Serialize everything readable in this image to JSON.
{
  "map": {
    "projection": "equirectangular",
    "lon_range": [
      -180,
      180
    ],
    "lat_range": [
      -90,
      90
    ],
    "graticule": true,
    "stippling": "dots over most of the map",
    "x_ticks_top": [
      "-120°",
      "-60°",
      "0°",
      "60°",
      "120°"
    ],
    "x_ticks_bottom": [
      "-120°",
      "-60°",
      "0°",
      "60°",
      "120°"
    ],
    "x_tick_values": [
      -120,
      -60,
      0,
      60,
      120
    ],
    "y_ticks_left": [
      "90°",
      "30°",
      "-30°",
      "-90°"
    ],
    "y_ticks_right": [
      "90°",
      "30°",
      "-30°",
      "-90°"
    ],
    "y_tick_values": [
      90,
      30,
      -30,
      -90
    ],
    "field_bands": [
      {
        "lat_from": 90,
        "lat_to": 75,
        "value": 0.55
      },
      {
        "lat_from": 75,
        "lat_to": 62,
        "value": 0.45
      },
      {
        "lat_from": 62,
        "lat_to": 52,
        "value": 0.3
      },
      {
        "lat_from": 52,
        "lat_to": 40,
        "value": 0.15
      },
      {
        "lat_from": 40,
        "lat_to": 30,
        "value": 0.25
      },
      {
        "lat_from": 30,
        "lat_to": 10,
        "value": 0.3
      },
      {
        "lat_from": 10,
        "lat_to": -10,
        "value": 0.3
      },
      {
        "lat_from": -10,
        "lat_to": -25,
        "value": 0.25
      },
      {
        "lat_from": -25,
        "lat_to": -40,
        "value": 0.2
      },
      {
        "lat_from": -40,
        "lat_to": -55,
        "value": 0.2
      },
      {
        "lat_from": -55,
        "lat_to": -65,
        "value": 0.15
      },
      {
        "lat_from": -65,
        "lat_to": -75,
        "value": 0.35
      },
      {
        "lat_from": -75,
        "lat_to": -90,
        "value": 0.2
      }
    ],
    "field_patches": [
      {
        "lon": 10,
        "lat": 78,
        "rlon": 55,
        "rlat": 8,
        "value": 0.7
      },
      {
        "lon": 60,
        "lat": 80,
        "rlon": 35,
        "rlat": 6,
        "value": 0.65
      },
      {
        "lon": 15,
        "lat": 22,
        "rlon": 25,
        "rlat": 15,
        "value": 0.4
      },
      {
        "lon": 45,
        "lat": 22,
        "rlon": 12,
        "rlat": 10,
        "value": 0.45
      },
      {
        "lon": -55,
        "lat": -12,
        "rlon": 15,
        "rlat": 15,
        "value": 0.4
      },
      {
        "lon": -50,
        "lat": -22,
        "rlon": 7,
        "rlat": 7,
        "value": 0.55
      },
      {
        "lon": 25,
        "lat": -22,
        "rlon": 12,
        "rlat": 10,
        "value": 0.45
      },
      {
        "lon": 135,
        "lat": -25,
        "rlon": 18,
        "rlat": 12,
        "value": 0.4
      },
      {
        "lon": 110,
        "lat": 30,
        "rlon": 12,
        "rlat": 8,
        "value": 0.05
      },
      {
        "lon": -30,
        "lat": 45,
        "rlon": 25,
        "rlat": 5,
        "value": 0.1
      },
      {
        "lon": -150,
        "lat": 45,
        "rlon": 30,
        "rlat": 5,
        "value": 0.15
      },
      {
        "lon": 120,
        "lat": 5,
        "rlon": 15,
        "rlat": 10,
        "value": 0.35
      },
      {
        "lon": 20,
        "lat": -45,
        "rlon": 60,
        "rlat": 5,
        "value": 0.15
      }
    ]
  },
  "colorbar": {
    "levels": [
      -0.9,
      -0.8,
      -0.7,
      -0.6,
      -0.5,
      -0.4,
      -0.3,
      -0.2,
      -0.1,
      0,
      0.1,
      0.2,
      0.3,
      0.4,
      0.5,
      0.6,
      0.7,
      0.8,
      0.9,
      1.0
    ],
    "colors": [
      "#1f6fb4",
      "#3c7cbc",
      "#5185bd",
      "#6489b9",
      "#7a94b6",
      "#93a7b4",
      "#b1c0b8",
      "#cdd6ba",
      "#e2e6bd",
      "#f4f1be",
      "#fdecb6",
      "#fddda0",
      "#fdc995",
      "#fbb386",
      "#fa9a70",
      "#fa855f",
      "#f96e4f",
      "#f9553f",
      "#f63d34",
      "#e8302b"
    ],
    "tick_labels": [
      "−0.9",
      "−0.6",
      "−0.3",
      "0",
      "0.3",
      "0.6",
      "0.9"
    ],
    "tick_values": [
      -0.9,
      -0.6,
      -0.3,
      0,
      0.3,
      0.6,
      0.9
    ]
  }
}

### [What you will do]
Extract all lines as given.

### [Result]
Serialize everything readable in this image to JSON.
{
  "map": {
    "projection": "equirectangular",
    "lon_range": [
      -180,
      180
    ],
    "lat_range": [
      -90,
      90
    ],
    "graticule": true,
    "stippling": "dots over most of the map",
    "x_ticks_top": [
      "-120°",
      "-60°",
      "0°",
      "60°",
      "120°"
    ],
    "x_ticks_bottom": [
      "-120°",
      "-60°",
      "0°",
      "60°",
      "120°"
    ],
    "x_tick_values": [
      -120,
      -60,
      0,
      60,
      120
    ],
    "y_ticks_left": [
      "90°",
      "30°",
      "-30°",
      "-90°"
    ],
    "y_ticks_right": [
      "90°",
      "30°",
      "-30°",
      "-90°"
    ],
    "y_tick_values": [
      90,
      30,
      -30,
      -90
    ],
    "field_bands": [
      {
        "lat_from": 90,
        "lat_to": 75,
        "value": 0.55
      },
      {
        "lat_from": 75,
        "lat_to": 62,
        "value": 0.45
      },
      {
        "lat_from": 62,
        "lat_to": 52,
        "value": 0.3
      },
      {
        "lat_from": 52,
        "lat_to": 40,
        "value": 0.15
      },
      {
        "lat_from": 40,
        "lat_to": 30,
        "value": 0.25
      },
      {
        "lat_from": 30,
        "lat_to": 10,
        "value": 0.3
      },
      {
        "lat_from": 10,
        "lat_to": -10,
        "value": 0.3
      },
      {
        "lat_from": -10,
        "lat_to": -25,
        "value": 0.25
      },
      {
        "lat_from": -25,
        "lat_to": -40,
        "value": 0.2
      },
      {
        "lat_from": -40,
        "lat_to": -55,
        "value": 0.2
      },
      {
        "lat_from": -55,
        "lat_to": -65,
        "value": 0.15
      },
      {
        "lat_from": -65,
        "lat_to": -75,
        "value": 0.35
      },
      {
        "lat_from": -75,
        "lat_to": -90,
        "value": 0.2
      }
    ],
    "field_patches": [
      {
        "lon": 10,
        "lat": 78,
        "rlon": 55,
        "rlat": 8,
        "value": 0.7
      },
      {
        "lon": 60,
        "lat": 80,
        "rlon": 35,
        "rlat": 6,
        "value": 0.65
      },
      {
        "lon": 15,
        "lat": 22,
        "rlon": 25,
        "rlat": 15,
        "value": 0.4
      },
      {
        "lon": 45,
        "lat": 22,
        "rlon": 12,
        "rlat": 10,
        "value": 0.45
      },
      {
        "lon": -55,
        "lat": -12,
        "rlon": 15,
        "rlat": 15,
        "value": 0.4
      },
      {
        "lon": -50,
        "lat": -22,
        "rlon": 7,
        "rlat": 7,
        "value": 0.55
      },
      {
        "lon": 25,
        "lat": -22,
        "rlon": 12,
        "rlat": 10,
        "value": 0.45
      },
      {
        "lon": 135,
        "lat": -25,
        "rlon": 18,
        "rlat": 12,
        "value": 0.4
      },
      {
        "lon": 110,
        "lat": 30,
        "rlon": 12,
        "rlat": 8,
        "value": 0.05
      },
      {
        "lon": -30,
        "lat": 45,
        "rlon": 25,
        "rlat": 5,
        "value": 0.1
      },
      {
        "lon": -150,
        "lat": 45,
        "rlon": 30,
        "rlat": 5,
        "value": 0.15
      },
      {
        "lon": 120,
        "lat": 5,
        "rlon": 15,
        "rlat": 10,
        "value": 0.35
      },
      {
        "lon": 20,
        "lat": -45,
        "rlon": 60,
        "rlat": 5,
        "value": 0.15
      }
    ]
  },
  "colorbar": {
    "levels": [
      -0.9,
      -0.8,
      -0.7,
      -0.6,
      -0.5,
      -0.4,
      -0.3,
      -0.2,
      -0.1,
      0,
      0.1,
      0.2,
      0.3,
      0.4,
      0.5,
      0.6,
      0.7,
      0.8,
      0.9,
      1.0
    ],
    "colors": [
      "#1f6fb4",
      "#3c7cbc",
      "#5185bd",
      "#6489b9",
      "#7a94b6",
      "#93a7b4",
      "#b1c0b8",
      "#cdd6ba",
      "#e2e6bd",
      "#f4f1be",
      "#fdecb6",
      "#fddda0",
      "#fdc995",
      "#fbb386",
      "#fa9a70",
      "#fa855f",
      "#f96e4f",
      "#f9553f",
      "#f63d34",
      "#e8302b"
    ],
    "tick_labels": [
      "−0.9",
      "−0.6",
      "−0.3",
      "0",
      "0.3",
      "0.6",
      "0.9"
    ],
    "tick_values": [
      -0.9,
      -0.6,
      -0.3,
      0,
      0.3,
      0.6,
      0.9
    ]
  }
}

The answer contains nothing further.